** start RECORDS PROVIDED **
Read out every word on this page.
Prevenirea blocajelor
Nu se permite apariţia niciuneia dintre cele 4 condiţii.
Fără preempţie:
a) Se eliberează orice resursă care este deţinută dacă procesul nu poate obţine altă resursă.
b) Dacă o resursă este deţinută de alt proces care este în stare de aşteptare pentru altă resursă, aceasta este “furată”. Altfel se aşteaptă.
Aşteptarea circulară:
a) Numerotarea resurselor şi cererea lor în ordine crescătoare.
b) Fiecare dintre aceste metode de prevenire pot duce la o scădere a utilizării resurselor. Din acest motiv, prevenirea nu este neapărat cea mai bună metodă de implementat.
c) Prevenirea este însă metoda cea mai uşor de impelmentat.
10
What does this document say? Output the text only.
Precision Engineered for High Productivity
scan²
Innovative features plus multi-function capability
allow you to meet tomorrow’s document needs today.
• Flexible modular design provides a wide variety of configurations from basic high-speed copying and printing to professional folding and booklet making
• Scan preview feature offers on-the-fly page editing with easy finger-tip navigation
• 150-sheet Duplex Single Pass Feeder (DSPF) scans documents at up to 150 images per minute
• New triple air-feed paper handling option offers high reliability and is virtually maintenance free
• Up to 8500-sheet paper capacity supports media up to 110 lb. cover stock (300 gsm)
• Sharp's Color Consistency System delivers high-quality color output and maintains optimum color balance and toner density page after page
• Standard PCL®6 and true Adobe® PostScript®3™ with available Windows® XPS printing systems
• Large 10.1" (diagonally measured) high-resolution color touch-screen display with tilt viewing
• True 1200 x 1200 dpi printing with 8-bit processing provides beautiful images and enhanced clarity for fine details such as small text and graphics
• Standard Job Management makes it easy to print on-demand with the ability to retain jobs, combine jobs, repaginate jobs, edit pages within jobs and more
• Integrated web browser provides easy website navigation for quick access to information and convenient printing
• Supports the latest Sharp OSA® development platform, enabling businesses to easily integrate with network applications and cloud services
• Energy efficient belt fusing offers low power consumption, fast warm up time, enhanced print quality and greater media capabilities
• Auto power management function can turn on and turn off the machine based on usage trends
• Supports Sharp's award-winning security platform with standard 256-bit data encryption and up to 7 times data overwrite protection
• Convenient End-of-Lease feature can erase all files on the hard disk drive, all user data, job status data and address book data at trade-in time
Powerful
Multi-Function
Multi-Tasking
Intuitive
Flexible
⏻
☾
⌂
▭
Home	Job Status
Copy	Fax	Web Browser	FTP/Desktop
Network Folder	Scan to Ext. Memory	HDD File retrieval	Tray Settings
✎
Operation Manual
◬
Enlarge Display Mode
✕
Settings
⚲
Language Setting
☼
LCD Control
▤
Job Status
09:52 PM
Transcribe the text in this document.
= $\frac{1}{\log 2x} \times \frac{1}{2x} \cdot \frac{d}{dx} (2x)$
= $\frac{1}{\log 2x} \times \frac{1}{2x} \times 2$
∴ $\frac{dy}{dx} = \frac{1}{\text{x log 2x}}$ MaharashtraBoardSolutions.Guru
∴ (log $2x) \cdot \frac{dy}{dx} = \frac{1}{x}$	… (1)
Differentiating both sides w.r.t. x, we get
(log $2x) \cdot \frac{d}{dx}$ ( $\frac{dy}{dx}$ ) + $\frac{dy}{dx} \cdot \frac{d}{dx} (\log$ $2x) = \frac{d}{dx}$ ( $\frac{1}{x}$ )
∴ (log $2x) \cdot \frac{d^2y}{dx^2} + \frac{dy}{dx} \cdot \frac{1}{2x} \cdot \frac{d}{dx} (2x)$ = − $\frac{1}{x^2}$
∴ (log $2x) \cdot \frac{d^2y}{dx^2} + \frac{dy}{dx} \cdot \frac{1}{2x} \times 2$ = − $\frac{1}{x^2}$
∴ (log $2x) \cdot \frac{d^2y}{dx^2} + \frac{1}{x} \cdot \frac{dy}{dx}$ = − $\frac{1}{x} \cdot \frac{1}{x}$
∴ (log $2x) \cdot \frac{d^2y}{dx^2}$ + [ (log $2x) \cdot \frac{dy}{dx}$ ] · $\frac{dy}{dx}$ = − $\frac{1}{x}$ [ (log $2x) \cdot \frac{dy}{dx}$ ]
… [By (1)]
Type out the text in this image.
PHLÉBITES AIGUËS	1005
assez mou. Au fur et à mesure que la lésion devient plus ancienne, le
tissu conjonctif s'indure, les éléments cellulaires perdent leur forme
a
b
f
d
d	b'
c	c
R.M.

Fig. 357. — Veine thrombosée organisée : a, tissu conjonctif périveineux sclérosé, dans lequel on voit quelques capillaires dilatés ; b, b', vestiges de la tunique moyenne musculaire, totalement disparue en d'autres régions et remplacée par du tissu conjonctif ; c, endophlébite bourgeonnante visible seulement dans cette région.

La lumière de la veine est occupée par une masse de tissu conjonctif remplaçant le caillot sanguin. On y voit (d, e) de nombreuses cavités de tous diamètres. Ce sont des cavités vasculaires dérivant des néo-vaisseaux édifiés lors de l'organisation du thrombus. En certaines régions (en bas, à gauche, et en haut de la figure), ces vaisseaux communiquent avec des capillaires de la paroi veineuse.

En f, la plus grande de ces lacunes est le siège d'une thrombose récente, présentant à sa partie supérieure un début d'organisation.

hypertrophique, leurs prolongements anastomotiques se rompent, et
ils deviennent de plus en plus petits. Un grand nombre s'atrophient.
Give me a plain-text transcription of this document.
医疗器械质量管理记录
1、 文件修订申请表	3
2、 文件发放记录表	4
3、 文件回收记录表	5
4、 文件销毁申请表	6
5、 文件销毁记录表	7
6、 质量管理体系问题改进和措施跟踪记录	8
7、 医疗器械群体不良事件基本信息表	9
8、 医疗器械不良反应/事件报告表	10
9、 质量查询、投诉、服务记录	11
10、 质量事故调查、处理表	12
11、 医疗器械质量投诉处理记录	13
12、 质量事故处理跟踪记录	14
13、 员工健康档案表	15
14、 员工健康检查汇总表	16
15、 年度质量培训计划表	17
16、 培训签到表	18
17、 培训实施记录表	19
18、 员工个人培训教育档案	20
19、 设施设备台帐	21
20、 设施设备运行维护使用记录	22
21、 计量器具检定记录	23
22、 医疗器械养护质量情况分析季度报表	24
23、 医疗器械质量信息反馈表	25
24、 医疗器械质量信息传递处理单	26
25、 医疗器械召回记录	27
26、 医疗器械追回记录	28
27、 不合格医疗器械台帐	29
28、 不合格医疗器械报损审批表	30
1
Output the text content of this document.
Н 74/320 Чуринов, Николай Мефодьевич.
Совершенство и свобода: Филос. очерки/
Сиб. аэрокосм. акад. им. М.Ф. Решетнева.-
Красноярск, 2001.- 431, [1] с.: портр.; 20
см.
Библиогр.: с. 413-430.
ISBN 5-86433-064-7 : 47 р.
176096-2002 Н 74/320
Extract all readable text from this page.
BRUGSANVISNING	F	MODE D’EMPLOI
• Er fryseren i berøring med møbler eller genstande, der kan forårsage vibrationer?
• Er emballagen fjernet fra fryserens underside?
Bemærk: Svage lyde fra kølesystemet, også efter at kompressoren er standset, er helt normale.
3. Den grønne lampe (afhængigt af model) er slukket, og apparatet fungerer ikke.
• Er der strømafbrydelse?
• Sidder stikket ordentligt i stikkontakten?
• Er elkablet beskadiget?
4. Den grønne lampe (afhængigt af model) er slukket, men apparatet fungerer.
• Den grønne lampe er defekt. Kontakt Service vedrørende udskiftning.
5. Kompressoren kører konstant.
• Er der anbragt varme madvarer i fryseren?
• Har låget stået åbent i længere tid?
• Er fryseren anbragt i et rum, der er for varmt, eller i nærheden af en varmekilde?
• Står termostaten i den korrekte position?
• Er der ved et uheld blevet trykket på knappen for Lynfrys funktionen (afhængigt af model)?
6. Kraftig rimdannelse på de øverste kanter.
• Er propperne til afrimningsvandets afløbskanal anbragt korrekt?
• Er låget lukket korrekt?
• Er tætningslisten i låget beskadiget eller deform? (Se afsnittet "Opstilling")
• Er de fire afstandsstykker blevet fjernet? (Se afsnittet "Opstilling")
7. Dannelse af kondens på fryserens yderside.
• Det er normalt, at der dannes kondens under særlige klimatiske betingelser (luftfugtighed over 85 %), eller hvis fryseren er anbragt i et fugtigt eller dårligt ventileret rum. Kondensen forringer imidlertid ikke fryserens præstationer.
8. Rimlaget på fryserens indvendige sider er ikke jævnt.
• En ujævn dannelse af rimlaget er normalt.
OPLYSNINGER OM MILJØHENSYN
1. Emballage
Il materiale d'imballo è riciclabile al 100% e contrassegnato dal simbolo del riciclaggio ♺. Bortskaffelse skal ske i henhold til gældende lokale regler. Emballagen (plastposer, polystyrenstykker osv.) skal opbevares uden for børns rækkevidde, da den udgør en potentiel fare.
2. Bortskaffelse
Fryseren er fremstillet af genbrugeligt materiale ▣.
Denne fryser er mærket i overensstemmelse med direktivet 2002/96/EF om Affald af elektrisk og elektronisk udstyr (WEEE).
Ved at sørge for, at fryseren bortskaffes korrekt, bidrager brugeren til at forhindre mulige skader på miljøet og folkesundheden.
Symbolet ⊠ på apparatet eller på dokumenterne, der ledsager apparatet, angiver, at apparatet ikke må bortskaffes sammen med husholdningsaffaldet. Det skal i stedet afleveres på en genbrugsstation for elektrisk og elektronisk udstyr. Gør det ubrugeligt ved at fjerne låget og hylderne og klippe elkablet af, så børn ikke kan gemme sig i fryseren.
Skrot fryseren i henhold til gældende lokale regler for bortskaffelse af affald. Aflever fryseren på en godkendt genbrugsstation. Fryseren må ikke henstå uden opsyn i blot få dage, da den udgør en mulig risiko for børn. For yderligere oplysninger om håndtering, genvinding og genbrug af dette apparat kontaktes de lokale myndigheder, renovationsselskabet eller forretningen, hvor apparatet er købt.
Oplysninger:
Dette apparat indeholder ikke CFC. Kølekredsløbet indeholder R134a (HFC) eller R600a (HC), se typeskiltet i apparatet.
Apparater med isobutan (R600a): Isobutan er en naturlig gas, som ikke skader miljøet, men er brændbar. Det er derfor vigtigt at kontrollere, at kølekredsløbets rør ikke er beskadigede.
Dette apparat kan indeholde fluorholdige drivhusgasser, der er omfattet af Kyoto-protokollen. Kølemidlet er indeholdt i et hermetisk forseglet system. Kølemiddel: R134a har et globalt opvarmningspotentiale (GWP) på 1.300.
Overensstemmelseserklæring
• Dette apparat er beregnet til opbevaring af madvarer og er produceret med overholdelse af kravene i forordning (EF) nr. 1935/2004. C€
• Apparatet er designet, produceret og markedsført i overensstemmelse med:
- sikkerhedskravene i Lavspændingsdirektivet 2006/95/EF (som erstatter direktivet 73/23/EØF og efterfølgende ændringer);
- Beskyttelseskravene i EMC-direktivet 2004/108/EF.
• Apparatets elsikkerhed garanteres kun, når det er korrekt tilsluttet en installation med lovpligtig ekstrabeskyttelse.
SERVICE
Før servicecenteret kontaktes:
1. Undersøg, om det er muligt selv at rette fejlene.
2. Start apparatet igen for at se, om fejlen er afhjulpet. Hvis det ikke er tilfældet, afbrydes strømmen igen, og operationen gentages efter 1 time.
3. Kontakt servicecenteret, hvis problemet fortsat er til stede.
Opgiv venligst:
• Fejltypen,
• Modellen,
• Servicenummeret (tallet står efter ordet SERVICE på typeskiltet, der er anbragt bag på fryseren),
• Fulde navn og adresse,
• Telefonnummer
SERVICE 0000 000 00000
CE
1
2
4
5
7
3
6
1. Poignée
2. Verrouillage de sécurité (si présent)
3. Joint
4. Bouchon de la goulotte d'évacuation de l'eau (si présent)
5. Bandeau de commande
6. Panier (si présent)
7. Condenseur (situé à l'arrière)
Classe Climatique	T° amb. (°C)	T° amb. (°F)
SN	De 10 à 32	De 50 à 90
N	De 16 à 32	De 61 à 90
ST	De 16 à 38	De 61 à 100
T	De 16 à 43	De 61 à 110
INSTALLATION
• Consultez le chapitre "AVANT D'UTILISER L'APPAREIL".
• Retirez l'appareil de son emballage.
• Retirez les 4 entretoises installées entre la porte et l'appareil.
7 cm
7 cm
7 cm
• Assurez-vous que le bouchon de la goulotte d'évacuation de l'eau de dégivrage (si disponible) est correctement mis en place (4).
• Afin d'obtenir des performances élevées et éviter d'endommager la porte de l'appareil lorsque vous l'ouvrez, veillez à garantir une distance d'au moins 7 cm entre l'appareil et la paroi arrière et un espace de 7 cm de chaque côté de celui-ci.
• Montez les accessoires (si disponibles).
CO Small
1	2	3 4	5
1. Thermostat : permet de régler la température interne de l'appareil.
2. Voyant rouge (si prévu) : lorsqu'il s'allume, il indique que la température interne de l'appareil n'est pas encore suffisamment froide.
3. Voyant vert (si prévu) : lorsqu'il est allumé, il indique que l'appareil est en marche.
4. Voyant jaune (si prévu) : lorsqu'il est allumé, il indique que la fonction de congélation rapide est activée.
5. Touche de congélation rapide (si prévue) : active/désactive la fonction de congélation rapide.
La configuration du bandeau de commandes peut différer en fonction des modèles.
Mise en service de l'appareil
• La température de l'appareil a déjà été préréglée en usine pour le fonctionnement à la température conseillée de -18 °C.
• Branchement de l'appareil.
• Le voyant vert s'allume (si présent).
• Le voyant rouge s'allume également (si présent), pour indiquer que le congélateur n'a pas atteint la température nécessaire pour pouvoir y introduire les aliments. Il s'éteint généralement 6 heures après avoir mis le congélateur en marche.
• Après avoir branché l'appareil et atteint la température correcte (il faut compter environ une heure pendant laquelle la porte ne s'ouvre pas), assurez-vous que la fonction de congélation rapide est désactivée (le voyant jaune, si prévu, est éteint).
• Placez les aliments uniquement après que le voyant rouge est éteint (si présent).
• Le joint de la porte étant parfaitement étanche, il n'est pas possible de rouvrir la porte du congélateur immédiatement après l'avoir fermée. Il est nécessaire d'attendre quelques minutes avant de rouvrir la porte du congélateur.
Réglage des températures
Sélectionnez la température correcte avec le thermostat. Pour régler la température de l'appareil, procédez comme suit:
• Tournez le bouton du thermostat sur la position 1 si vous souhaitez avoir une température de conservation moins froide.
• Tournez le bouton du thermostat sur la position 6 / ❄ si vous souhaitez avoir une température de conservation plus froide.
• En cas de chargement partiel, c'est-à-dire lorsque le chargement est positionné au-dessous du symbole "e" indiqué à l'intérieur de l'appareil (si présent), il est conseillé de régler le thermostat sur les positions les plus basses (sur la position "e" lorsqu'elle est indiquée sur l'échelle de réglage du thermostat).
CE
** end RECORDS PROVIDED **
Copy down every line of the material above that includes the string "interne".

1. Thermostat : permet de régler la température interne de l'appareil.
2. Voyant rouge (si prévu) : lorsqu'il s'allume, il indique que la température interne de l'appareil n'est pas encore suffisamment froide.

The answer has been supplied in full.